**OBIETTIVO DICHIARATO A**
Trascrivi fedelmente dall'estratto sugli NPL il passo compreso tra "L’allarme lanciato dal" e "c.d. Golden Power.", estremi inclusi.
**OBIETTIVO DICHIARATO B**
Secondo l'estratto sugli NPL, quale organismo ha lanciato l'allarme nei giorni scorsi?
**OBIETTIVO DICHIARATO C**
Nell'estratto sugli NPL, l'inciso che inizia con "anzi, lo è sicuramente di più" attribuisce al problema alcuni aggettivi. Riportali tutti.

**ESTRATTO FORNITO**
L’allarme lanciato dal Copasir(!) nei giorni scorsi sugli NPL risulta assordante in quella che appare da tempo una inspiegabile, generalizzata disattenzione (inconsapevolezza?) della politica ma anche delle “parti sociali”, su un tema tanto cruciale. Meglio tardi che mai! E’ chiaro che il problema non è meno grave – anzi, lo è sicuramente di più, risultando assai più diffuso, radicato e subdolo – rispetto a quello che in questa situazione di inedita emergenza economica ha condivisibilmente indotto il Governo ad una estensione del raggio di azione del c.d. Golden Power.

**INFORMAZIONI FORNITE**
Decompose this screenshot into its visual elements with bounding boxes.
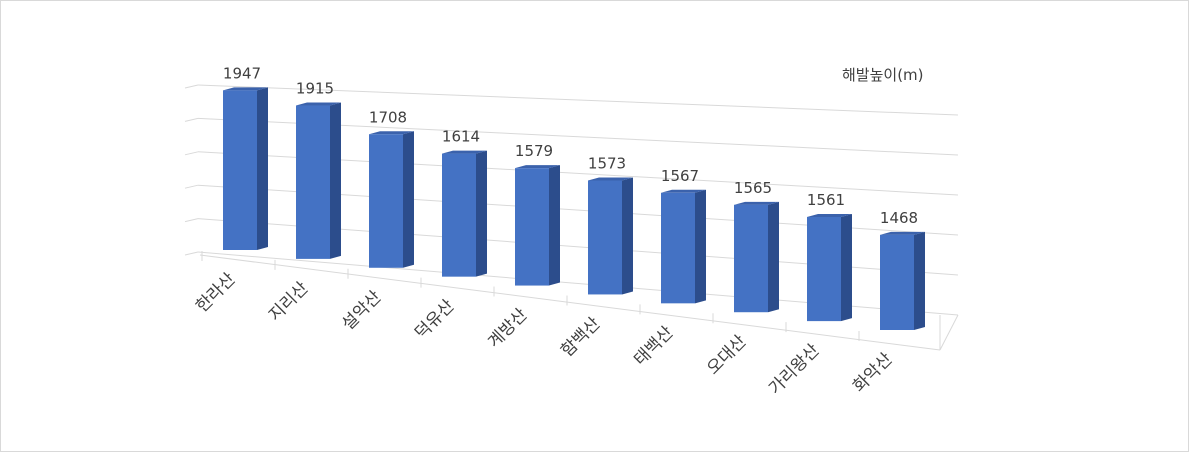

**SOLUZIONE SCRITTA A**
L’allarme lanciato dal Copasir(!) nei giorni scorsi sugli NPL risulta assordante in quella che appare da tempo una inspiegabile, generalizzata disattenzione (inconsapevolezza?) della politica ma anche delle “parti sociali”, su un tema tanto cruciale. Meglio tardi che mai! E’ chiaro che il problema non è meno grave – anzi, lo è sicuramente di più, risultando assai più diffuso, radicato e subdolo – rispetto a quello che in questa situazione di inedita emergenza economica ha condivisibilmente indotto il Governo ad una estensione del raggio di azione del c.d. Golden Power.

**SOLUZIONE SCRITTA B**
Il Copasir.

**SOLUZIONE SCRITTA C**
diffuso, radicato, subdolo